(Chart and figure data)
--

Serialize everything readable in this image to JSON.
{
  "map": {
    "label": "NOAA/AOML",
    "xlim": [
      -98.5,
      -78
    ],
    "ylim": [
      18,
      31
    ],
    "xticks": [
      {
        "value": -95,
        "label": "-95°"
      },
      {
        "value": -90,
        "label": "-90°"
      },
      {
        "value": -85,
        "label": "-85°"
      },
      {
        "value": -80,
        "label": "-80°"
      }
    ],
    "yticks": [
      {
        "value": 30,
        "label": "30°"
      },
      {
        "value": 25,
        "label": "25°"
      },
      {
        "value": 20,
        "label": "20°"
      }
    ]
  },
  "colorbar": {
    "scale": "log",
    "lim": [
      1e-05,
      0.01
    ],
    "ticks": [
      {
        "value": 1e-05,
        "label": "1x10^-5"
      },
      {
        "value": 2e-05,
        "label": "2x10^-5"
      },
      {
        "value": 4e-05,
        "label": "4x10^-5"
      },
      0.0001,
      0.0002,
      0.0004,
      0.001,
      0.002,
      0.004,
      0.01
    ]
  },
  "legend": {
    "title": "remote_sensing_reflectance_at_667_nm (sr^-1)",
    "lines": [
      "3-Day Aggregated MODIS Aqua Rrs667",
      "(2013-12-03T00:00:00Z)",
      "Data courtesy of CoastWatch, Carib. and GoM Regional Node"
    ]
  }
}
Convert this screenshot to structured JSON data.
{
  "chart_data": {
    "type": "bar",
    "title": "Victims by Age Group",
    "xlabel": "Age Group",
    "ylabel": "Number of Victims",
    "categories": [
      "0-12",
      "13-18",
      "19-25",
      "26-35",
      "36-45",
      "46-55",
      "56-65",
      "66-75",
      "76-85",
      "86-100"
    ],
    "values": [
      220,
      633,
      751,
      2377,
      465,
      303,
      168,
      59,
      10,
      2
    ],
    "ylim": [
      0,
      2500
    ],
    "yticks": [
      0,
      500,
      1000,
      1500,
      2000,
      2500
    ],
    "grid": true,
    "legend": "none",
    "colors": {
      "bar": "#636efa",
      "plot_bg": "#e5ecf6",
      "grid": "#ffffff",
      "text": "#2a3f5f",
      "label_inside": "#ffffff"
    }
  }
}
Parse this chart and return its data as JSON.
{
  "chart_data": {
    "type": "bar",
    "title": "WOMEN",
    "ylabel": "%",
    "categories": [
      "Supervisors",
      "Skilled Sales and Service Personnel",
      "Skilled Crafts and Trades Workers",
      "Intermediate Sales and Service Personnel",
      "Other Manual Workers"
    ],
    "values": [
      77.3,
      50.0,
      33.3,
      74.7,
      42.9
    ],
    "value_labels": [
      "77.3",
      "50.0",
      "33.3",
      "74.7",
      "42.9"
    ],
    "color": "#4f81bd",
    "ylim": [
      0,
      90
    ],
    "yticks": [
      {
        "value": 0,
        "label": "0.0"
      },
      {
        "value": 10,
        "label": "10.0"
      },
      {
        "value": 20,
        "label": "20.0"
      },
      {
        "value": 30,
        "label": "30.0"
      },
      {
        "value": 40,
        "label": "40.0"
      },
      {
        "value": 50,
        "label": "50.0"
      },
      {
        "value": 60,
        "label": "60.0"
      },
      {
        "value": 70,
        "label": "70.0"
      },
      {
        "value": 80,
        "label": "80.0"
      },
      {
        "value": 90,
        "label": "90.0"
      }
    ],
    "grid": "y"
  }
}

--

§ THE EXERCISE: Retype the records that precede this task, keeping them exactly the same.

§ RESPONSE BELOW:
Serialize everything readable in this image to JSON.
{
  "map": {
    "label": "NOAA/AOML",
    "xlim": [
      -98.5,
      -78
    ],
    "ylim": [
      18,
      31
    ],
    "xticks": [
      {
        "value": -95,
        "label": "-95°"
      },
      {
        "value": -90,
        "label": "-90°"
      },
      {
        "value": -85,
        "label": "-85°"
      },
      {
        "value": -80,
        "label": "-80°"
      }
    ],
    "yticks": [
      {
        "value": 30,
        "label": "30°"
      },
      {
        "value": 25,
        "label": "25°"
      },
      {
        "value": 20,
        "label": "20°"
      }
    ]
  },
  "colorbar": {
    "scale": "log",
    "lim": [
      1e-05,
      0.01
    ],
    "ticks": [
      {
        "value": 1e-05,
        "label": "1x10^-5"
      },
      {
        "value": 2e-05,
        "label": "2x10^-5"
      },
      {
        "value": 4e-05,
        "label": "4x10^-5"
      },
      0.0001,
      0.0002,
      0.0004,
      0.001,
      0.002,
      0.004,
      0.01
    ]
  },
  "legend": {
    "title": "remote_sensing_reflectance_at_667_nm (sr^-1)",
    "lines": [
      "3-Day Aggregated MODIS Aqua Rrs667",
      "(2013-12-03T00:00:00Z)",
      "Data courtesy of CoastWatch, Carib. and GoM Regional Node"
    ]
  }
}
Convert this screenshot to structured JSON data.
{
  "chart_data": {
    "type": "bar",
    "title": "Victims by Age Group",
    "xlabel": "Age Group",
    "ylabel": "Number of Victims",
    "categories": [
      "0-12",
      "13-18",
      "19-25",
      "26-35",
      "36-45",
      "46-55",
      "56-65",
      "66-75",
      "76-85",
      "86-100"
    ],
    "values": [
      220,
      633,
      751,
      2377,
      465,
      303,
      168,
      59,
      10,
      2
    ],
    "ylim": [
      0,
      2500
    ],
    "yticks": [
      0,
      500,
      1000,
      1500,
      2000,
      2500
    ],
    "grid": true,
    "legend": "none",
    "colors": {
      "bar": "#636efa",
      "plot_bg": "#e5ecf6",
      "grid": "#ffffff",
      "text": "#2a3f5f",
      "label_inside": "#ffffff"
    }
  }
}
Parse this chart and return its data as JSON.
{
  "chart_data": {
    "type": "bar",
    "title": "WOMEN",
    "ylabel": "%",
    "categories": [
      "Supervisors",
      "Skilled Sales and Service Personnel",
      "Skilled Crafts and Trades Workers",
      "Intermediate Sales and Service Personnel",
      "Other Manual Workers"
    ],
    "values": [
      77.3,
      50.0,
      33.3,
      74.7,
      42.9
    ],
    "value_labels": [
      "77.3",
      "50.0",
      "33.3",
      "74.7",
      "42.9"
    ],
    "color": "#4f81bd",
    "ylim": [
      0,
      90
    ],
    "yticks": [
      {
        "value": 0,
        "label": "0.0"
      },
      {
        "value": 10,
        "label": "10.0"
      },
      {
        "value": 20,
        "label": "20.0"
      },
      {
        "value": 30,
        "label": "30.0"
      },
      {
        "value": 40,
        "label": "40.0"
      },
      {
        "value": 50,
        "label": "50.0"
      },
      {
        "value": 60,
        "label": "60.0"
      },
      {
        "value": 70,
        "label": "70.0"
      },
      {
        "value": 80,
        "label": "80.0"
      },
      {
        "value": 90,
        "label": "90.0"
      }
    ],
    "grid": "y"
  }
}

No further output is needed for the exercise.